▸ **TO DO**
Give every line again exactly as it appears, please, but not the pictures.

▸ **RAW RECORDS**
┄┄┄┄┄┄┄┄┄┄
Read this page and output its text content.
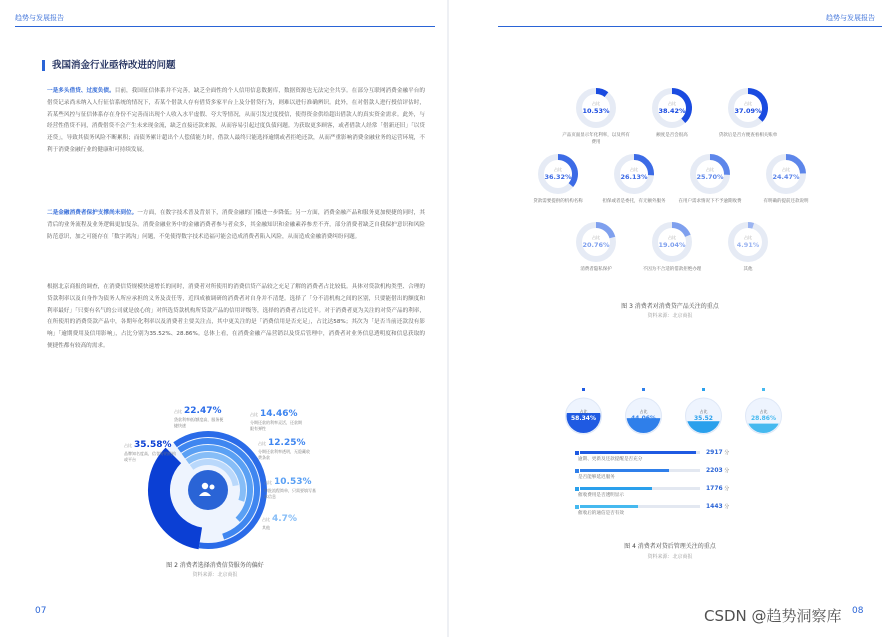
趋势与发展报告
我国消金行业亟待改进的问题
一是多头借贷、过度负债。目前，我国征信体系并不完善，缺乏全面性的个人信用信息数据库，数据资源也无法完全共享。在部分互联网消费金融平台的借贷记录尚未纳入人行征信系统的情况下，若某个借款人存有借贷多家平台上及分借贷行为，则难以进行准确辨识。此外，在对借款人进行授信评估时，若某些风控与征信体系存在身份不完善而出现个人收入水平虚假、夸大等情况，从而引发过度授信，使得资金供给超出借款人的真实资金需求。此外，与经营性借贷不同，消费借贷不会产生未来现金流，缺乏直接还款来源，从而容易引起过度负债问题。为获取更多顾客，或者借款人经常「借新还旧」「以贷还贷」，导致其债务风险不断累积；而债务累计超出个人偿债能力时，借款人最终只能选择逾期或者拒绝还款，从而严重影响消费金融业务的运营环境，不利于消费金融行业的健康和可持续发展。
二是金融消费者保护支撑尚未到位。一方面，在数字技术普及背景下，消费金融的门槛进一步降低；另一方面，消费金融产品和服务更加便捷的同时，其背后的业务流程及业务逻辑更加复杂。消费金融业务中的金融消费者参与者众多，其金融知识和金融素养参差不齐，部分消费者缺乏自我保护意识和风险防范意识，加之可能存在「数字鸿沟」问题，不免使得数字技术造福可能会造成消费者陷入风险，从而造成金融消费纠纷问题。
根据北京商报的调查，在消费信贷规模快速增长的同时，消费者对所使用的消费信贷产品较之充足了解的消费者占比较低。具体对贷款机构类型、合理的贷款利率以及自身作为债务人所应承担的义务及责任等，近四成被调研的消费者对自身并不清楚。选择了「分不清机构之间的区别，只要能借出的额度和利率最好」「只要有名气的公司就是放心的」对所选贷款机构所贷款产品的信用评级等，选择的消费者占比近半。对于消费者更为关注的对贷产品的利率，在所使用的消费贷款产品中，各期年化利率以及消费者主要关注点，其中更关注的是「消费信用是否充足」，占比达58%；其次为「是否当前还款没有影响」「逾期费用及信用影响」，占比分别为35.52%、28.86%。总体上看，在消费金融产品营销以及贷后管理中，消费者对业务信息透明度和信息获取的便捷性都有较高的需求。
占比 22.47%
贷款利率低/额度高，服务便捷快速
占比 14.46%
分期还款的利率灵活，还款期限有弹性
占比 12.25%
分期还款利率透明，无隐藏收费条款
占比 10.53%
审批流程简单，只需要填写基本信息
占比 4.7%
其他
占比 35.58%
品牌知名度高，信誉好的机构或平台
图 2 消费者选择消费信贷服务的偏好
资料来源：北京商报
07
趋势与发展报告
占比
10.53%
产品页面显示年化利率，以及所有费用
占比
38.42%
额度是否会很高
占比
37.09%
贷款后是否方便查看相关账单
占比
36.32%
贷款需要提供的机构名称
占比
26.13%
担保或者是委托，有无额外服务
占比
25.70%
在用户需求情况下不予逾期收费
占比
24.47%
有明确的提前还款说明
占比
20.76%
消费者隐私保护
占比
19.04%
不因为不合适的借款拒绝办理
占比
4.91%
其他
图 3 消费者对消费贷产品关注的重点
资料来源：北京商报
占比
58.34%
占比
44.06%
占比
35.52
占比
28.86%
2917 分
逾期、更新及还款提醒是否充分
2203 分
是否能够延迟服务
1776 分
催收费用是否透明显示
1443 分
催收后的通信是否有效
图 4 消费者对贷后管理关注的重点
资料来源：北京商报
08
CSDN @趋势洞察库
┄┄┄┄┄┄┄┄┄┄
▸ **EXERCISE RESPONSE**
Read this page and output its text content.
趋势与发展报告
我国消金行业亟待改进的问题
一是多头借贷、过度负债。目前，我国征信体系并不完善，缺乏全面性的个人信用信息数据库，数据资源也无法完全共享。在部分互联网消费金融平台的借贷记录尚未纳入人行征信系统的情况下，若某个借款人存有借贷多家平台上及分借贷行为，则难以进行准确辨识。此外，在对借款人进行授信评估时，若某些风控与征信体系存在身份不完善而出现个人收入水平虚假、夸大等情况，从而引发过度授信，使得资金供给超出借款人的真实资金需求。此外，与经营性借贷不同，消费借贷不会产生未来现金流，缺乏直接还款来源，从而容易引起过度负债问题。为获取更多顾客，或者借款人经常「借新还旧」「以贷还贷」，导致其债务风险不断累积；而债务累计超出个人偿债能力时，借款人最终只能选择逾期或者拒绝还款，从而严重影响消费金融业务的运营环境，不利于消费金融行业的健康和可持续发展。
二是金融消费者保护支撑尚未到位。一方面，在数字技术普及背景下，消费金融的门槛进一步降低；另一方面，消费金融产品和服务更加便捷的同时，其背后的业务流程及业务逻辑更加复杂。消费金融业务中的金融消费者参与者众多，其金融知识和金融素养参差不齐，部分消费者缺乏自我保护意识和风险防范意识，加之可能存在「数字鸿沟」问题，不免使得数字技术造福可能会造成消费者陷入风险，从而造成金融消费纠纷问题。
根据北京商报的调查，在消费信贷规模快速增长的同时，消费者对所使用的消费信贷产品较之充足了解的消费者占比较低。具体对贷款机构类型、合理的贷款利率以及自身作为债务人所应承担的义务及责任等，近四成被调研的消费者对自身并不清楚。选择了「分不清机构之间的区别，只要能借出的额度和利率最好」「只要有名气的公司就是放心的」对所选贷款机构所贷款产品的信用评级等，选择的消费者占比近半。对于消费者更为关注的对贷产品的利率，在所使用的消费贷款产品中，各期年化利率以及消费者主要关注点，其中更关注的是「消费信用是否充足」，占比达58%；其次为「是否当前还款没有影响」「逾期费用及信用影响」，占比分别为35.52%、28.86%。总体上看，在消费金融产品营销以及贷后管理中，消费者对业务信息透明度和信息获取的便捷性都有较高的需求。
占比 22.47%
贷款利率低/额度高，服务便捷快速
占比 14.46%
分期还款的利率灵活，还款期限有弹性
占比 12.25%
分期还款利率透明，无隐藏收费条款
占比 10.53%
审批流程简单，只需要填写基本信息
占比 4.7%
其他
占比 35.58%
品牌知名度高，信誉好的机构或平台
图 2 消费者选择消费信贷服务的偏好
资料来源：北京商报
07
趋势与发展报告
占比
10.53%
产品页面显示年化利率，以及所有费用
占比
38.42%
额度是否会很高
占比
37.09%
贷款后是否方便查看相关账单
占比
36.32%
贷款需要提供的机构名称
占比
26.13%
担保或者是委托，有无额外服务
占比
25.70%
在用户需求情况下不予逾期收费
占比
24.47%
有明确的提前还款说明
占比
20.76%
消费者隐私保护
占比
19.04%
不因为不合适的借款拒绝办理
占比
4.91%
其他
图 3 消费者对消费贷产品关注的重点
资料来源：北京商报
占比
58.34%
占比
44.06%
占比
35.52
占比
28.86%
2917 分
逾期、更新及还款提醒是否充分
2203 分
是否能够延迟服务
1776 分
催收费用是否透明显示
1443 分
催收后的通信是否有效
图 4 消费者对贷后管理关注的重点
资料来源：北京商报
08
CSDN @趋势洞察库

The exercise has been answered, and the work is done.